Problem statement
Output every entry exactly, from the first line to the last.

Information shown

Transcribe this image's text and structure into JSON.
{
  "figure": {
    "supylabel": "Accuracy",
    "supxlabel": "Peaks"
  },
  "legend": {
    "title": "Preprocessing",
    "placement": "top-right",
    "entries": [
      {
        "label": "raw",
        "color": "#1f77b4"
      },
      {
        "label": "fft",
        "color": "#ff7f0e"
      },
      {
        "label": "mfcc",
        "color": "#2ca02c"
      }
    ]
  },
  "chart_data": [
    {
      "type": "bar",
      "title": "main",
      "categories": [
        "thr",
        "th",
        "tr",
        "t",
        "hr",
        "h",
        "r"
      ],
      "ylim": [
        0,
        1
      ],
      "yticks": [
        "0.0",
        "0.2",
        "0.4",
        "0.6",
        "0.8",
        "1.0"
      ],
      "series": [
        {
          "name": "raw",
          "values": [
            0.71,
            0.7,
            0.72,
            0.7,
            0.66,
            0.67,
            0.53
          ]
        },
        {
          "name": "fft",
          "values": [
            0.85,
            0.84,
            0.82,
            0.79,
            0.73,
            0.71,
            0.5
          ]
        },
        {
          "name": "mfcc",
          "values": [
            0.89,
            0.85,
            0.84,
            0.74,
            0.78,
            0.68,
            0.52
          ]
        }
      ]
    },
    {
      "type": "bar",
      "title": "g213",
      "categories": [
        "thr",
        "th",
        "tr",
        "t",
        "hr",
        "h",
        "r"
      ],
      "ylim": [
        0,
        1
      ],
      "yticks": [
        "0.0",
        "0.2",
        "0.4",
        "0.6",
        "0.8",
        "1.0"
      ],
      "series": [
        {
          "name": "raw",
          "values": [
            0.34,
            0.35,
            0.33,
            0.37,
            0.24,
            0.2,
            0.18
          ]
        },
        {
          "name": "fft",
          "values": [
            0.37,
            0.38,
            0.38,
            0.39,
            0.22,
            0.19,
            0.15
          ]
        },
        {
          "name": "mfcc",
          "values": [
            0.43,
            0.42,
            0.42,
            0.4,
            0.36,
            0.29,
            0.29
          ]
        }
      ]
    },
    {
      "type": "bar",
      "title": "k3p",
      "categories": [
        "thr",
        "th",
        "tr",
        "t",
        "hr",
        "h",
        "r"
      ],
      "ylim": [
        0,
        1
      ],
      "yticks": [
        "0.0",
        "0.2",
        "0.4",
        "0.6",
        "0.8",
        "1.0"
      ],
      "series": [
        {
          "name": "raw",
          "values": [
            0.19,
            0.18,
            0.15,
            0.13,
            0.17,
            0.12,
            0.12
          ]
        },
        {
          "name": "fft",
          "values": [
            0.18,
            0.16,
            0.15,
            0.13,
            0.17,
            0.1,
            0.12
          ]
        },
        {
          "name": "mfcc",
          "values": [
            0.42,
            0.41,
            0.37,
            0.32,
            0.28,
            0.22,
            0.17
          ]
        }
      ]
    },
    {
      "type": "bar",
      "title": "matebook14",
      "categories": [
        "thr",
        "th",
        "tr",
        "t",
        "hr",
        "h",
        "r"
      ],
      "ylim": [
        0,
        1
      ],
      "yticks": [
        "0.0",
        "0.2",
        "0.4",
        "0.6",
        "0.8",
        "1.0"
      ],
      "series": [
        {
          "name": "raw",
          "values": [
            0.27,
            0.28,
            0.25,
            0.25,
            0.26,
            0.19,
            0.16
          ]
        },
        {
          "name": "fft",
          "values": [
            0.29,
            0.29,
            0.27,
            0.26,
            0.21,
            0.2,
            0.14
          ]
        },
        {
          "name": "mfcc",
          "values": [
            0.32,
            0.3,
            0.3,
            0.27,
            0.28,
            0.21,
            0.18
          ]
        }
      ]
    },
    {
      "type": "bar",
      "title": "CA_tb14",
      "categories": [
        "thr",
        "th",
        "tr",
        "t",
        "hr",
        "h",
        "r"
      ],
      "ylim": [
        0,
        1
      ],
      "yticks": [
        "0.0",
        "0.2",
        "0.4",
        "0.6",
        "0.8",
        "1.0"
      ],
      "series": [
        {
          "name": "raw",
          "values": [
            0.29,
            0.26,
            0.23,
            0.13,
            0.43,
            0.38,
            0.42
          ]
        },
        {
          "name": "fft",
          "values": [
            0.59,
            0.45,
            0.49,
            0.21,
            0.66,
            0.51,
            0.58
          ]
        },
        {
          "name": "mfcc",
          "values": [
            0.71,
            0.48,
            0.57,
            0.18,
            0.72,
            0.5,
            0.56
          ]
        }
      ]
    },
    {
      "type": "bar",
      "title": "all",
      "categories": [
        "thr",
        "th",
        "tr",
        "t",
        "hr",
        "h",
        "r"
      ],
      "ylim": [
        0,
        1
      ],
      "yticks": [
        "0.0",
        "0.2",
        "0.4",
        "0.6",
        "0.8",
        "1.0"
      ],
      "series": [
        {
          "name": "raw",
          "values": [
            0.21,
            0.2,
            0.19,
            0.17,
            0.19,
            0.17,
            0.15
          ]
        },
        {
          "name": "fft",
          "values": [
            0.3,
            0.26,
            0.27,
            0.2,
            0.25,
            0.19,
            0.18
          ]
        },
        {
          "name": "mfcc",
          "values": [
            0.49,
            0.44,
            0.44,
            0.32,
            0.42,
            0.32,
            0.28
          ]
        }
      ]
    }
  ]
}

Output of the task
Transcribe this image's text and structure into JSON.
{
  "figure": {
    "supylabel": "Accuracy",
    "supxlabel": "Peaks"
  },
  "legend": {
    "title": "Preprocessing",
    "placement": "top-right",
    "entries": [
      {
        "label": "raw",
        "color": "#1f77b4"
      },
      {
        "label": "fft",
        "color": "#ff7f0e"
      },
      {
        "label": "mfcc",
        "color": "#2ca02c"
      }
    ]
  },
  "chart_data": [
    {
      "type": "bar",
      "title": "main",
      "categories": [
        "thr",
        "th",
        "tr",
        "t",
        "hr",
        "h",
        "r"
      ],
      "ylim": [
        0,
        1
      ],
      "yticks": [
        "0.0",
        "0.2",
        "0.4",
        "0.6",
        "0.8",
        "1.0"
      ],
      "series": [
        {
          "name": "raw",
          "values": [
            0.71,
            0.7,
            0.72,
            0.7,
            0.66,
            0.67,
            0.53
          ]
        },
        {
          "name": "fft",
          "values": [
            0.85,
            0.84,
            0.82,
            0.79,
            0.73,
            0.71,
            0.5
          ]
        },
        {
          "name": "mfcc",
          "values": [
            0.89,
            0.85,
            0.84,
            0.74,
            0.78,
            0.68,
            0.52
          ]
        }
      ]
    },
    {
      "type": "bar",
      "title": "g213",
      "categories": [
        "thr",
        "th",
        "tr",
        "t",
        "hr",
        "h",
        "r"
      ],
      "ylim": [
        0,
        1
      ],
      "yticks": [
        "0.0",
        "0.2",
        "0.4",
        "0.6",
        "0.8",
        "1.0"
      ],
      "series": [
        {
          "name": "raw",
          "values": [
            0.34,
            0.35,
            0.33,
            0.37,
            0.24,
            0.2,
            0.18
          ]
        },
        {
          "name": "fft",
          "values": [
            0.37,
            0.38,
            0.38,
            0.39,
            0.22,
            0.19,
            0.15
          ]
        },
        {
          "name": "mfcc",
          "values": [
            0.43,
            0.42,
            0.42,
            0.4,
            0.36,
            0.29,
            0.29
          ]
        }
      ]
    },
    {
      "type": "bar",
      "title": "k3p",
      "categories": [
        "thr",
        "th",
        "tr",
        "t",
        "hr",
        "h",
        "r"
      ],
      "ylim": [
        0,
        1
      ],
      "yticks": [
        "0.0",
        "0.2",
        "0.4",
        "0.6",
        "0.8",
        "1.0"
      ],
      "series": [
        {
          "name": "raw",
          "values": [
            0.19,
            0.18,
            0.15,
            0.13,
            0.17,
            0.12,
            0.12
          ]
        },
        {
          "name": "fft",
          "values": [
            0.18,
            0.16,
            0.15,
            0.13,
            0.17,
            0.1,
            0.12
          ]
        },
        {
          "name": "mfcc",
          "values": [
            0.42,
            0.41,
            0.37,
            0.32,
            0.28,
            0.22,
            0.17
          ]
        }
      ]
    },
    {
      "type": "bar",
      "title": "matebook14",
      "categories": [
        "thr",
        "th",
        "tr",
        "t",
        "hr",
        "h",
        "r"
      ],
      "ylim": [
        0,
        1
      ],
      "yticks": [
        "0.0",
        "0.2",
        "0.4",
        "0.6",
        "0.8",
        "1.0"
      ],
      "series": [
        {
          "name": "raw",
          "values": [
            0.27,
            0.28,
            0.25,
            0.25,
            0.26,
            0.19,
            0.16
          ]
        },
        {
          "name": "fft",
          "values": [
            0.29,
            0.29,
            0.27,
            0.26,
            0.21,
            0.2,
            0.14
          ]
        },
        {
          "name": "mfcc",
          "values": [
            0.32,
            0.3,
            0.3,
            0.27,
            0.28,
            0.21,
            0.18
          ]
        }
      ]
    },
    {
      "type": "bar",
      "title": "CA_tb14",
      "categories": [
        "thr",
        "th",
        "tr",
        "t",
        "hr",
        "h",
        "r"
      ],
      "ylim": [
        0,
        1
      ],
      "yticks": [
        "0.0",
        "0.2",
        "0.4",
        "0.6",
        "0.8",
        "1.0"
      ],
      "series": [
        {
          "name": "raw",
          "values": [
            0.29,
            0.26,
            0.23,
            0.13,
            0.43,
            0.38,
            0.42
          ]
        },
        {
          "name": "fft",
          "values": [
            0.59,
            0.45,
            0.49,
            0.21,
            0.66,
            0.51,
            0.58
          ]
        },
        {
          "name": "mfcc",
          "values": [
            0.71,
            0.48,
            0.57,
            0.18,
            0.72,
            0.5,
            0.56
          ]
        }
      ]
    },
    {
      "type": "bar",
      "title": "all",
      "categories": [
        "thr",
        "th",
        "tr",
        "t",
        "hr",
        "h",
        "r"
      ],
      "ylim": [
        0,
        1
      ],
      "yticks": [
        "0.0",
        "0.2",
        "0.4",
        "0.6",
        "0.8",
        "1.0"
      ],
      "series": [
        {
          "name": "raw",
          "values": [
            0.21,
            0.2,
            0.19,
            0.17,
            0.19,
            0.17,
            0.15
          ]
        },
        {
          "name": "fft",
          "values": [
            0.3,
            0.26,
            0.27,
            0.2,
            0.25,
            0.19,
            0.18
          ]
        },
        {
          "name": "mfcc",
          "values": [
            0.49,
            0.44,
            0.44,
            0.32,
            0.42,
            0.32,
            0.28
          ]
        }
      ]
    }
  ]
}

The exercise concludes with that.